→ Short problem: Transcribe the entries below exactly.

Begin

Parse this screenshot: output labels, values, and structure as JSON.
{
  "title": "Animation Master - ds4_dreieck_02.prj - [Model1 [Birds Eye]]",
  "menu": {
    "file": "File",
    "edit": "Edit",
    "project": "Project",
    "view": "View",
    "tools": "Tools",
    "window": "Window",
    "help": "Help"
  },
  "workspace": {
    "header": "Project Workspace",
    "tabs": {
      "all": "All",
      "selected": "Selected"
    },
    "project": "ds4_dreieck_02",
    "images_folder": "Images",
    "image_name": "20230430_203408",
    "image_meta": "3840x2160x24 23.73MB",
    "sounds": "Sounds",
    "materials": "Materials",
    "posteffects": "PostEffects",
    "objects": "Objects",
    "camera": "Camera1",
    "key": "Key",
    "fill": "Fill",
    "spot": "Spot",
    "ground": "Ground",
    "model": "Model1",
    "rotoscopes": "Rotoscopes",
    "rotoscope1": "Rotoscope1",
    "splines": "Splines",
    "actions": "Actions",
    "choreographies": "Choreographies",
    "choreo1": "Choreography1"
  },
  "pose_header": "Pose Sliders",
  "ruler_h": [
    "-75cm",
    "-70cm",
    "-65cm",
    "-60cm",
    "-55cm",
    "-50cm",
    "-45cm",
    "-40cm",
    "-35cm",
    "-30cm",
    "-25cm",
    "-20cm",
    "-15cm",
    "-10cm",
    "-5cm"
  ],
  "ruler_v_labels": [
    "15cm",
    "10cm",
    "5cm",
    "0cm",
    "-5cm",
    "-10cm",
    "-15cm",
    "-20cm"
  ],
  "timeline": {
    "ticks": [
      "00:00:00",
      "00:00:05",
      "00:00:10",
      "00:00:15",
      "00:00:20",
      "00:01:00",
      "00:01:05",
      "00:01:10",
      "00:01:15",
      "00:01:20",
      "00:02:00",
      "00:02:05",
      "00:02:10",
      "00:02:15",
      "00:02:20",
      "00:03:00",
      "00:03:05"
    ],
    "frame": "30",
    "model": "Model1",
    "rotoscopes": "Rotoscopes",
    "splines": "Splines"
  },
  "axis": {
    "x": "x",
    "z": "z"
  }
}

End

→ Expected answer:
Parse this screenshot: output labels, values, and structure as JSON.
{
  "title": "Animation Master - ds4_dreieck_02.prj - [Model1 [Birds Eye]]",
  "menu": {
    "file": "File",
    "edit": "Edit",
    "project": "Project",
    "view": "View",
    "tools": "Tools",
    "window": "Window",
    "help": "Help"
  },
  "workspace": {
    "header": "Project Workspace",
    "tabs": {
      "all": "All",
      "selected": "Selected"
    },
    "project": "ds4_dreieck_02",
    "images_folder": "Images",
    "image_name": "20230430_203408",
    "image_meta": "3840x2160x24 23.73MB",
    "sounds": "Sounds",
    "materials": "Materials",
    "posteffects": "PostEffects",
    "objects": "Objects",
    "camera": "Camera1",
    "key": "Key",
    "fill": "Fill",
    "spot": "Spot",
    "ground": "Ground",
    "model": "Model1",
    "rotoscopes": "Rotoscopes",
    "rotoscope1": "Rotoscope1",
    "splines": "Splines",
    "actions": "Actions",
    "choreographies": "Choreographies",
    "choreo1": "Choreography1"
  },
  "pose_header": "Pose Sliders",
  "ruler_h": [
    "-75cm",
    "-70cm",
    "-65cm",
    "-60cm",
    "-55cm",
    "-50cm",
    "-45cm",
    "-40cm",
    "-35cm",
    "-30cm",
    "-25cm",
    "-20cm",
    "-15cm",
    "-10cm",
    "-5cm"
  ],
  "ruler_v_labels": [
    "15cm",
    "10cm",
    "5cm",
    "0cm",
    "-5cm",
    "-10cm",
    "-15cm",
    "-20cm"
  ],
  "timeline": {
    "ticks": [
      "00:00:00",
      "00:00:05",
      "00:00:10",
      "00:00:15",
      "00:00:20",
      "00:01:00",
      "00:01:05",
      "00:01:10",
      "00:01:15",
      "00:01:20",
      "00:02:00",
      "00:02:05",
      "00:02:10",
      "00:02:15",
      "00:02:20",
      "00:03:00",
      "00:03:05"
    ],
    "frame": "30",
    "model": "Model1",
    "rotoscopes": "Rotoscopes",
    "splines": "Splines"
  },
  "axis": {
    "x": "x",
    "z": "z"
  }
}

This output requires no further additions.